• _DATA LISTING_:
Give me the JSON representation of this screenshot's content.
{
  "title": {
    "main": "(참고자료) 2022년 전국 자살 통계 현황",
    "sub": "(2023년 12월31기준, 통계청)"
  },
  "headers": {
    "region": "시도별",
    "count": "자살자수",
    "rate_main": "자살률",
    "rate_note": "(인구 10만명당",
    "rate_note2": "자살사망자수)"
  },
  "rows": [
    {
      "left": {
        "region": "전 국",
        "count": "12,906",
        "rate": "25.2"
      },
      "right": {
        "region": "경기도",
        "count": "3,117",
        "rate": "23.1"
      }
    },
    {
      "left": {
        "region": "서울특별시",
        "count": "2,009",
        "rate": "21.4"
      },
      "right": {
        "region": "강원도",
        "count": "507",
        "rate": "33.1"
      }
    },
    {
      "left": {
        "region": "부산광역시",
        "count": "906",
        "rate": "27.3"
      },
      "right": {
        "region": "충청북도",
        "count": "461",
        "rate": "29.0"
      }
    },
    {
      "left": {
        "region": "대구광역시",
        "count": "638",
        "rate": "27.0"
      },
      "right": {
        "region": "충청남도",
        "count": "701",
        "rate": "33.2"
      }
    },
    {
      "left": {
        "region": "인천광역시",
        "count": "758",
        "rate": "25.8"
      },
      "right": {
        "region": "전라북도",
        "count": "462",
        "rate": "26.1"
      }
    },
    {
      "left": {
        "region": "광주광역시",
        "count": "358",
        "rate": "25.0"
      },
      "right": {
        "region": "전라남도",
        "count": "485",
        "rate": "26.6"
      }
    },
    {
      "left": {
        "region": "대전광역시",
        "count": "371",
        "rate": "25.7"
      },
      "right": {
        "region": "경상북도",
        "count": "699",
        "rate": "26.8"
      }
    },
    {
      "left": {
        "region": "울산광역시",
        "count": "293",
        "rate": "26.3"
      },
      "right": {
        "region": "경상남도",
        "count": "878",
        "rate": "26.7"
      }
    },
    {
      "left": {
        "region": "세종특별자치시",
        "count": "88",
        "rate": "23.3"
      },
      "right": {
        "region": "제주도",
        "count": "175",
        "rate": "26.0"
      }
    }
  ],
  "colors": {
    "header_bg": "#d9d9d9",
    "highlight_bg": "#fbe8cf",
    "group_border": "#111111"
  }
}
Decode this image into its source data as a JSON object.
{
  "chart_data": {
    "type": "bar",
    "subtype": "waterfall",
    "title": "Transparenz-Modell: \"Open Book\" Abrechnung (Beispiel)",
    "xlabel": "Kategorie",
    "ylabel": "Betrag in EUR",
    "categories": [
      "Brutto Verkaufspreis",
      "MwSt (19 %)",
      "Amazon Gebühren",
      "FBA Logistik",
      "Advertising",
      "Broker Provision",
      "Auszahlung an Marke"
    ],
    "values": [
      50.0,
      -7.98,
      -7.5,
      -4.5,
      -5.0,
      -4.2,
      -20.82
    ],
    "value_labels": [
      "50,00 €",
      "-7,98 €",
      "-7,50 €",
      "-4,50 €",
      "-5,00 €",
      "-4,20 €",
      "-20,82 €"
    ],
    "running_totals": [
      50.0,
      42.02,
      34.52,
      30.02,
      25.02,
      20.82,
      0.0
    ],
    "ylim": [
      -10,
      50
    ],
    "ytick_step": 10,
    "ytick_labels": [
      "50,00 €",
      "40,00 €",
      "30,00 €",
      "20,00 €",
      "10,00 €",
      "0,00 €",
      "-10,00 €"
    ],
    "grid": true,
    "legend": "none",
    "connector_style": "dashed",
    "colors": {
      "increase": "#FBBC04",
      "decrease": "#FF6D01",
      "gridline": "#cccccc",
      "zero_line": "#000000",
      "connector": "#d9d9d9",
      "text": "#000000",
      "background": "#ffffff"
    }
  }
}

• _AIM OF THE TASK_: Make an exact copy of the data above.

• _COMPLETED EXERCISE_:
Give me the JSON representation of this screenshot's content.
{
  "title": {
    "main": "(참고자료) 2022년 전국 자살 통계 현황",
    "sub": "(2023년 12월31기준, 통계청)"
  },
  "headers": {
    "region": "시도별",
    "count": "자살자수",
    "rate_main": "자살률",
    "rate_note": "(인구 10만명당",
    "rate_note2": "자살사망자수)"
  },
  "rows": [
    {
      "left": {
        "region": "전 국",
        "count": "12,906",
        "rate": "25.2"
      },
      "right": {
        "region": "경기도",
        "count": "3,117",
        "rate": "23.1"
      }
    },
    {
      "left": {
        "region": "서울특별시",
        "count": "2,009",
        "rate": "21.4"
      },
      "right": {
        "region": "강원도",
        "count": "507",
        "rate": "33.1"
      }
    },
    {
      "left": {
        "region": "부산광역시",
        "count": "906",
        "rate": "27.3"
      },
      "right": {
        "region": "충청북도",
        "count": "461",
        "rate": "29.0"
      }
    },
    {
      "left": {
        "region": "대구광역시",
        "count": "638",
        "rate": "27.0"
      },
      "right": {
        "region": "충청남도",
        "count": "701",
        "rate": "33.2"
      }
    },
    {
      "left": {
        "region": "인천광역시",
        "count": "758",
        "rate": "25.8"
      },
      "right": {
        "region": "전라북도",
        "count": "462",
        "rate": "26.1"
      }
    },
    {
      "left": {
        "region": "광주광역시",
        "count": "358",
        "rate": "25.0"
      },
      "right": {
        "region": "전라남도",
        "count": "485",
        "rate": "26.6"
      }
    },
    {
      "left": {
        "region": "대전광역시",
        "count": "371",
        "rate": "25.7"
      },
      "right": {
        "region": "경상북도",
        "count": "699",
        "rate": "26.8"
      }
    },
    {
      "left": {
        "region": "울산광역시",
        "count": "293",
        "rate": "26.3"
      },
      "right": {
        "region": "경상남도",
        "count": "878",
        "rate": "26.7"
      }
    },
    {
      "left": {
        "region": "세종특별자치시",
        "count": "88",
        "rate": "23.3"
      },
      "right": {
        "region": "제주도",
        "count": "175",
        "rate": "26.0"
      }
    }
  ],
  "colors": {
    "header_bg": "#d9d9d9",
    "highlight_bg": "#fbe8cf",
    "group_border": "#111111"
  }
}
Decode this image into its source data as a JSON object.
{
  "chart_data": {
    "type": "bar",
    "subtype": "waterfall",
    "title": "Transparenz-Modell: \"Open Book\" Abrechnung (Beispiel)",
    "xlabel": "Kategorie",
    "ylabel": "Betrag in EUR",
    "categories": [
      "Brutto Verkaufspreis",
      "MwSt (19 %)",
      "Amazon Gebühren",
      "FBA Logistik",
      "Advertising",
      "Broker Provision",
      "Auszahlung an Marke"
    ],
    "values": [
      50.0,
      -7.98,
      -7.5,
      -4.5,
      -5.0,
      -4.2,
      -20.82
    ],
    "value_labels": [
      "50,00 €",
      "-7,98 €",
      "-7,50 €",
      "-4,50 €",
      "-5,00 €",
      "-4,20 €",
      "-20,82 €"
    ],
    "running_totals": [
      50.0,
      42.02,
      34.52,
      30.02,
      25.02,
      20.82,
      0.0
    ],
    "ylim": [
      -10,
      50
    ],
    "ytick_step": 10,
    "ytick_labels": [
      "50,00 €",
      "40,00 €",
      "30,00 €",
      "20,00 €",
      "10,00 €",
      "0,00 €",
      "-10,00 €"
    ],
    "grid": true,
    "legend": "none",
    "connector_style": "dashed",
    "colors": {
      "increase": "#FBBC04",
      "decrease": "#FF6D01",
      "gridline": "#cccccc",
      "zero_line": "#000000",
      "connector": "#d9d9d9",
      "text": "#000000",
      "background": "#ffffff"
    }
  }
}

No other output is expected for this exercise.